__Your instructions__.
Please lay out the records below as a JSON list of strings, one string per line, skipping blank lines and leaving out the pictures.
━━━ Information given
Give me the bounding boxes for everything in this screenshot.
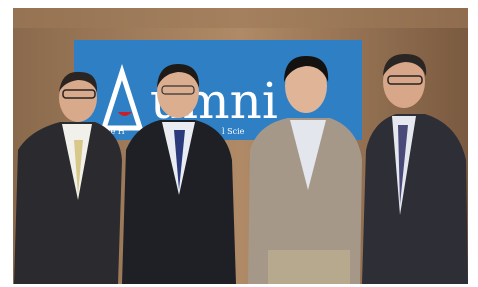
banner-subtitle: l Scie: [222, 127, 245, 136]
page: A umni The H l Scie (() => { con: [0, 0, 478, 287]
wall-panel: [13, 8, 468, 28]
photo: A umni The H l Scie: [0, 0, 478, 287]
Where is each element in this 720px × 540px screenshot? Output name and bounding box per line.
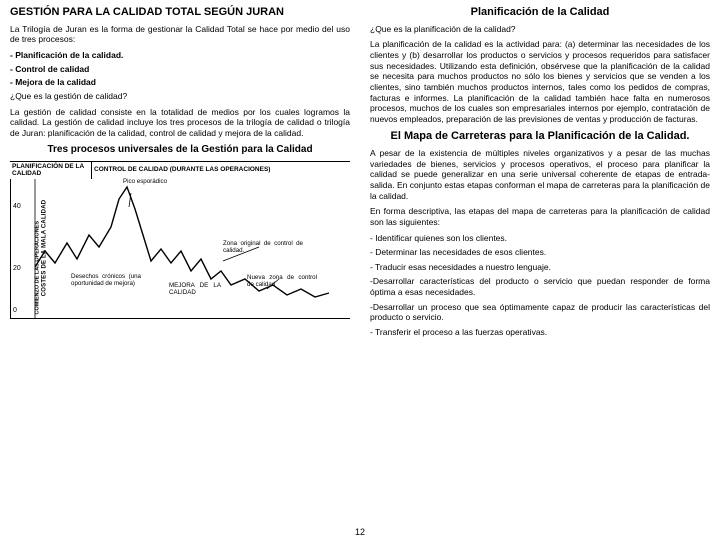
right-p2: A pesar de la existencia de múltiples ni…: [370, 148, 710, 201]
dash-3: - Traducir esas necesidades a nuestro le…: [370, 262, 710, 273]
chart-header-2: CONTROL DE CALIDAD (DURANTE LAS OPERACIO…: [92, 162, 350, 179]
left-p2: La gestión de calidad consiste en la tot…: [10, 107, 350, 139]
ytick: 40: [13, 203, 21, 212]
chart: PLANIFICACIÓN DE LA CALIDAD CONTROL DE C…: [10, 161, 350, 319]
chart-note: Nueva zona de control de calidad: [247, 275, 317, 289]
ytick: 0: [13, 307, 17, 316]
left-q1: ¿Que es la gestión de calidad?: [10, 91, 350, 102]
chart-note: Pico esporádico: [123, 179, 173, 186]
dash-5: -Desarrollar un proceso que sea óptimame…: [370, 302, 710, 323]
left-p1: La Trilogía de Juran es la forma de gest…: [10, 24, 350, 45]
dash-4: -Desarrollar características del product…: [370, 276, 710, 297]
bullet-3: - Mejora de la calidad: [10, 77, 350, 88]
right-h2: El Mapa de Carreteras para la Planificac…: [370, 130, 710, 144]
page-number: 12: [355, 527, 365, 538]
chart-header-1: PLANIFICACIÓN DE LA CALIDAD: [10, 162, 92, 179]
right-p3: En forma descriptiva, las etapas del map…: [370, 206, 710, 227]
right-title: Planificación de la Calidad: [370, 6, 710, 20]
ytick: 20: [13, 265, 21, 274]
dash-6: - Transferir el proceso a las fuerzas op…: [370, 327, 710, 338]
chart-note: MEJORA DE LA CALIDAD: [169, 283, 221, 297]
left-title: GESTIÓN PARA LA CALIDAD TOTAL SEGÚN JURA…: [10, 6, 350, 20]
right-p1: La planificación de la calidad es la act…: [370, 39, 710, 124]
chart-title: Tres procesos universales de la Gestión …: [10, 144, 350, 157]
dash-2: - Determinar las necesidades de esos cli…: [370, 247, 710, 258]
chart-note: Desechos crónicos (una oportunidad de me…: [71, 274, 141, 288]
right-q: ¿Que es la planificación de la calidad?: [370, 24, 710, 35]
bullet-1: - Planificación de la calidad.: [10, 50, 350, 61]
chart-note: Zona original de control de calidad.: [223, 241, 303, 255]
bullet-2: - Control de calidad: [10, 64, 350, 75]
dash-1: - Identificar quienes son los clientes.: [370, 233, 710, 244]
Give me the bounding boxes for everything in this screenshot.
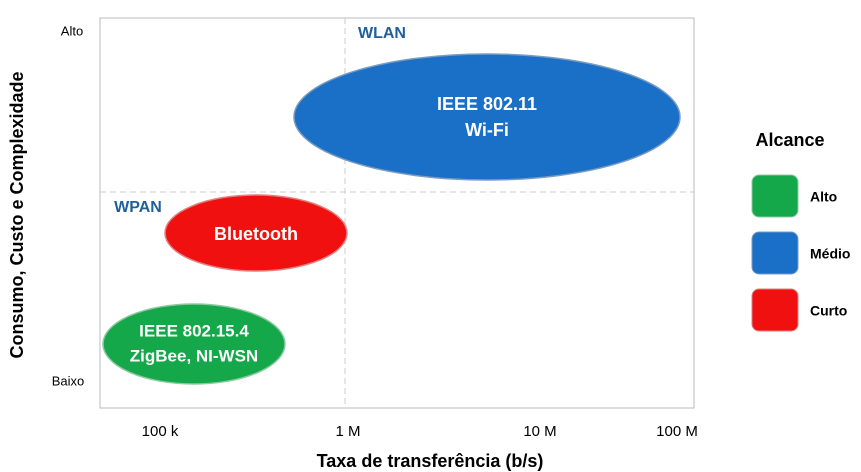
legend-label: Médio (810, 246, 850, 262)
legend-label: Alto (810, 189, 837, 205)
legend-swatch (751, 231, 799, 275)
node-text: Bluetooth (214, 224, 298, 244)
node-text: Wi-Fi (465, 120, 509, 140)
legend-swatch (751, 288, 799, 332)
x-label: 100 k (142, 423, 179, 440)
node-text: IEEE 802.15.4 (139, 321, 249, 340)
x-label: 1 M (335, 423, 360, 440)
x-label: 100 M (656, 423, 698, 440)
x-title: Taxa de transferência (b/s) (317, 451, 544, 471)
node-text: ZigBee, NI-WSN (130, 346, 258, 365)
wpan-ellipse (164, 194, 348, 272)
y-label: Alto (61, 23, 83, 38)
node-text: IEEE 802.11 (437, 94, 537, 114)
y-label: Baixo (52, 373, 85, 388)
wlan-ellipse (293, 53, 681, 181)
region-label: WLAN (358, 25, 406, 42)
legend-swatch (751, 174, 799, 218)
region-label: WPAN (114, 199, 162, 216)
legend-title: Alcance (755, 130, 824, 150)
zigbee-ellipse (102, 303, 286, 385)
y-title: Consumo, Custo e Complexidade (7, 71, 27, 358)
legend-label: Curto (810, 303, 847, 319)
x-label: 10 M (523, 423, 556, 440)
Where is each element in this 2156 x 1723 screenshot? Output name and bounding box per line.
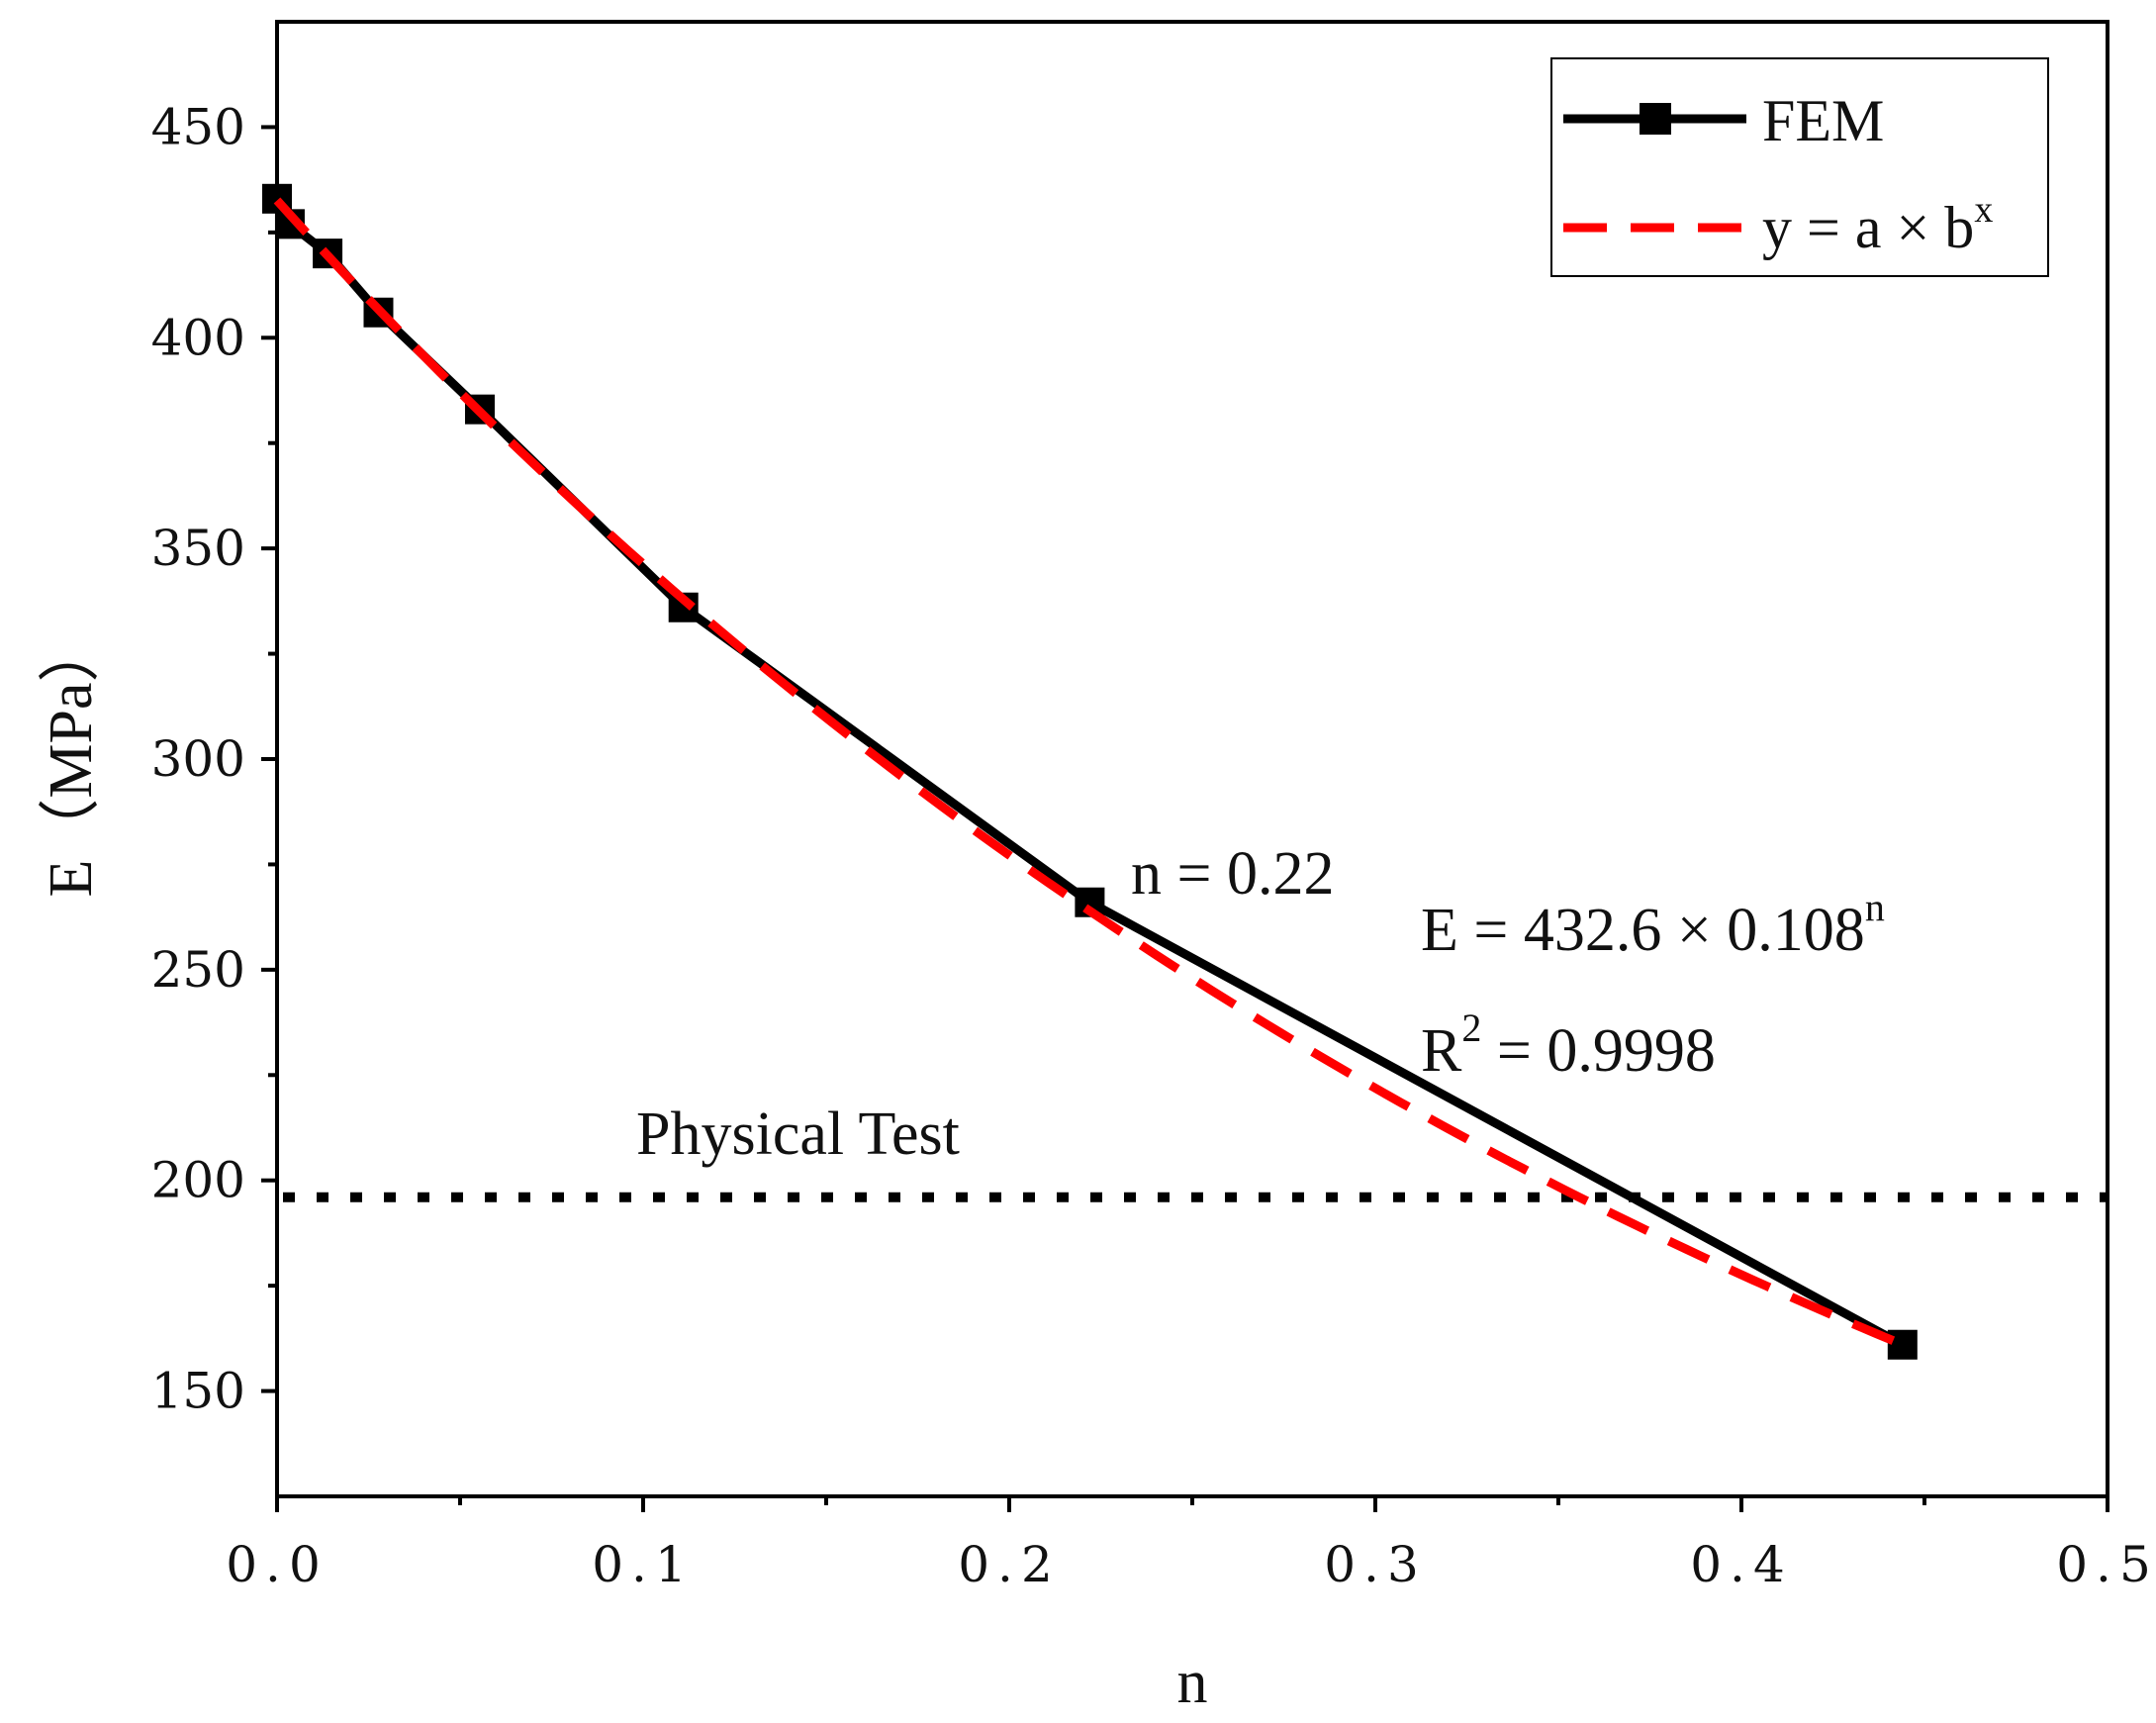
legend-fem-label: FEM — [1762, 88, 1884, 153]
r-squared-exponent: 2 — [1461, 1005, 1481, 1050]
y-tick-label: 150 — [151, 1363, 245, 1420]
physical-test-label: Physical Test — [636, 1101, 960, 1168]
r-squared-value: = 0.9998 — [1481, 1017, 1715, 1085]
legend-fit-label-exponent: x — [1974, 189, 1993, 231]
n-marker-annotation: n = 0.22 — [1131, 840, 1334, 908]
legend-fit-label-main: y = a × b — [1762, 195, 1974, 260]
y-tick-label: 350 — [151, 520, 245, 577]
x-axis-ticks: 0.0 0.1 0.2 0.3 0.4 0.5 — [226, 1496, 2156, 1593]
y-axis-ticks: 150 200 250 300 350 400 450 — [151, 98, 277, 1420]
r-squared: R2 = 0.9998 — [1421, 1005, 1716, 1085]
legend-fem-marker — [1640, 103, 1671, 135]
y-tick-label: 250 — [151, 941, 245, 999]
x-tick-label: 0.1 — [592, 1536, 695, 1593]
y-axis-title: E（MPa） — [38, 621, 105, 897]
fit-equation-exponent: n — [1865, 885, 1885, 929]
y-tick-label: 300 — [151, 730, 245, 788]
x-axis-title: n — [1177, 1649, 1208, 1716]
x-tick-label: 0.0 — [226, 1536, 328, 1593]
x-tick-label: 0.3 — [1324, 1536, 1427, 1593]
fit-equation: E = 432.6 × 0.108n — [1421, 885, 1885, 964]
fem-series-line — [272, 196, 1905, 1349]
y-tick-label: 450 — [151, 98, 245, 155]
legend-box — [1550, 57, 2049, 277]
fit-equation-main: E = 432.6 × 0.108 — [1421, 897, 1865, 964]
x-tick-label: 0.5 — [2056, 1536, 2156, 1593]
fit-curve-line — [273, 197, 1905, 1349]
legend-fit-label: y = a × bx — [1762, 189, 1993, 260]
legend: FEM y = a × bx — [1550, 57, 2049, 277]
x-tick-label: 0.2 — [958, 1536, 1061, 1593]
r-squared-symbol: R — [1421, 1017, 1462, 1085]
y-tick-label: 400 — [151, 309, 245, 366]
fem-series-markers — [262, 183, 1918, 1360]
y-tick-label: 200 — [151, 1152, 245, 1209]
x-tick-label: 0.4 — [1690, 1536, 1793, 1593]
fem-data-point — [1887, 1329, 1918, 1360]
━━━━━━
__Written answer__.
[
  "Give me the bounding boxes for everything in this screenshot.",
  "banner-subtitle: l Scie: [222, 127, 245, 136]",
  "page: A umni The H l Scie (() => { con: [0, 0, 478, 287]",
  "wall-panel: [13, 8, 468, 28]",
  "photo: A umni The H l Scie: [0, 0, 478, 287]",
  "Where is each element in this 720px × 540px screenshot? Output name and bounding box per line.",
  "right-p2: A pesar de la existencia de múltiples ni…: [370, 148, 710, 201]",
  "dash-3: - Traducir esas necesidades a nuestro le…: [370, 262, 710, 273]",
  "chart-header-2: CONTROL DE CALIDAD (DURANTE LAS OPERACIO…: [92, 162, 350, 179]",
  "left-p2: La gestión de calidad consiste en la tot…: [10, 107, 350, 139]",
  "ytick: 40: [13, 203, 21, 212]",
  "chart: PLANIFICACIÓN DE LA CALIDAD CONTROL DE C…: [10, 161, 350, 319]",
  "chart-note: Nueva zona de control de calidad: [247, 275, 317, 289]",
  "ytick: 0: [13, 307, 17, 316]",
  "left-q1: ¿Que es la gestión de calidad?: [10, 91, 350, 102]",
  "chart-note: Pico esporádico: [123, 179, 173, 186]",
  "dash-5: -Desarrollar un proceso que sea óptimame…: [370, 302, 710, 323]",
  "left-p1: La Trilogía de Juran es la forma de gest…: [10, 24, 350, 45]",
  "dash-4: -Desarrollar características del product…: [370, 276, 710, 297]",
  "bullet-3: - Mejora de la calidad: [10, 77, 350, 88]",
  "right-h2: El Mapa de Carreteras para la Planificac…: [370, 130, 710, 144]",
  "page-number: 12: [355, 527, 365, 538]",
  "chart-header-1: PLANIFICACIÓN DE LA CALIDAD: [10, 162, 92, 179]",
  "right-p3: En forma descriptiva, las etapas del map…: [370, 206, 710, 227]",
  "right-title: Planificación de la Calidad: [370, 6, 710, 20]",
  "ytick: 20: [13, 265, 21, 274]",
  "dash-6: - Transferir el proceso a las fuerzas op…: [370, 327, 710, 338]",
  "chart-note: MEJORA DE LA CALIDAD: [169, 283, 221, 297]",
  "left-title: GESTIÓN PARA LA CALIDAD TOTAL SEGÚN JURA…: [10, 6, 350, 20]",
  "right-p1: La planificación de la calidad es la act…: [370, 39, 710, 124]",
  "chart-title: Tres procesos universales de la Gestión …: [10, 144, 350, 157]",
  "dash-2: - Determinar las necesidades de esos cli…: [370, 247, 710, 258]",
  "chart-note: Desechos crónicos (una oportunidad de me…: [71, 274, 141, 288]",
  "right-q: ¿Que es la planificación de la calidad?: [370, 24, 710, 35]",
  "bullet-1: - Planificación de la calidad.: [10, 50, 350, 61]",
  "chart-note: Zona original de control de calidad.: [223, 241, 303, 255]",
  "bullet-2: - Control de calidad: [10, 64, 350, 75]",
  "dash-1: - Identificar quienes son los clientes.: [370, 233, 710, 244]",
  "Give me the bounding boxes for everything in this screenshot.",
  "legend-label: Médio (810, 246, 850, 262)",
  "legend-label: Alto (810, 189, 837, 205)",
  "legend-swatch (751, 231, 799, 275)",
  "node-text: Bluetooth (214, 224, 298, 244)",
  "node-text: Wi-Fi (465, 120, 509, 140)",
  "legend-swatch (751, 288, 799, 332)",
  "x-label: 100 k (142, 423, 179, 440)",
  "node-text: IEEE 802.15.4 (139, 321, 249, 340)",
  "x-label: 1 M (335, 423, 360, 440)",
  "x-label: 100 M (656, 423, 698, 440)",
  "x-title: Taxa de transferência (b/s) (317, 451, 544, 471)",
  "node-text: ZigBee, NI-WSN (130, 346, 258, 365)",
  "wpan-ellipse (164, 194, 348, 272)",
  "y-label: Alto (61, 23, 83, 38)",
  "node-text: IEEE 802.11 (437, 94, 537, 114)",
  "y-label: Baixo (52, 373, 85, 388)",
  "wlan-ellipse (293, 53, 681, 181)",
  "region-label: WLAN (358, 25, 406, 42)",
  "legend-swatch (751, 174, 799, 218)",
  "region-label: WPAN (114, 199, 162, 216)",
  "legend-title: Alcance (755, 130, 824, 150)",
  "zigbee-ellipse (102, 303, 286, 385)",
  "y-title: Consumo, Custo e Complexidade (7, 71, 27, 358)",
  "legend-label: Curto (810, 303, 847, 319)",
  "x-label: 10 M (523, 423, 556, 440)",
  "Where is each element in this 2156 x 1723 screenshot? Output name and bounding box per line.",
  "legend-fem-label: FEM — [1762, 88, 1884, 153]",
  "r-squared-exponent: 2 — [1461, 1005, 1481, 1050]",
  "y-tick-label: 150 — [151, 1363, 245, 1420]",
  "physical-test-label: Physical Test — [636, 1101, 960, 1168]",
  "r-squared-value: = 0.9998 — [1481, 1017, 1715, 1085]",
  "legend-fit-label-exponent: x — [1974, 189, 1993, 231]",
  "n-marker-annotation: n = 0.22 — [1131, 840, 1334, 908]",
  "legend-fit-label-main: y = a × b — [1762, 195, 1974, 260]",
  "y-tick-label: 350 — [151, 520, 245, 577]",
  "x-axis-ticks: 0.0 0.1 0.2 0.3 0.4 0.5 — [226, 1496, 2156, 1593]",
  "y-axis-ticks: 150 200 250 300 350 400 450 — [151, 98, 277, 1420]",
  "r-squared: R2 = 0.9998 — [1421, 1005, 1716, 1085]",
  "legend-fem-marker — [1640, 103, 1671, 135]",
  "y-tick-label: 250 — [151, 941, 245, 999]",
  "x-tick-label: 0.1 — [592, 1536, 695, 1593]",
  "y-axis-title: E（MPa） — [38, 621, 105, 897]",
  "fit-equation-exponent: n — [1865, 885, 1885, 929]",
  "y-tick-label: 300 — [151, 730, 245, 788]",
  "x-axis-title: n — [1177, 1649, 1208, 1716]",
  "x-tick-label: 0.0 — [226, 1536, 328, 1593]",
  "x-tick-label: 0.3 — [1324, 1536, 1427, 1593]",
  "fit-equation: E = 432.6 × 0.108n — [1421, 885, 1885, 964]",
  "fem-series-line — [272, 196, 1905, 1349]",
  "y-tick-label: 450 — [151, 98, 245, 155]",
  "legend-box — [1550, 57, 2049, 277]",
  "fit-equation-main: E = 432.6 × 0.108 — [1421, 897, 1865, 964]",
  "x-tick-label: 0.5 — [2056, 1536, 2156, 1593]",
  "fit-curve-line — [273, 197, 1905, 1349]",
  "legend-fit-label: y = a × bx — [1762, 189, 1993, 260]",
  "legend: FEM y = a × bx — [1550, 57, 2049, 277]",
  "x-tick-label: 0.2 — [958, 1536, 1061, 1593]",
  "r-squared-symbol: R — [1421, 1017, 1462, 1085]",
  "y-tick-label: 400 — [151, 309, 245, 366]",
  "fem-series-markers — [262, 183, 1918, 1360]",
  "y-tick-label: 200 — [151, 1152, 245, 1209]",
  "x-tick-label: 0.4 — [1690, 1536, 1793, 1593]",
  "fem-data-point — [1887, 1329, 1918, 1360]"
]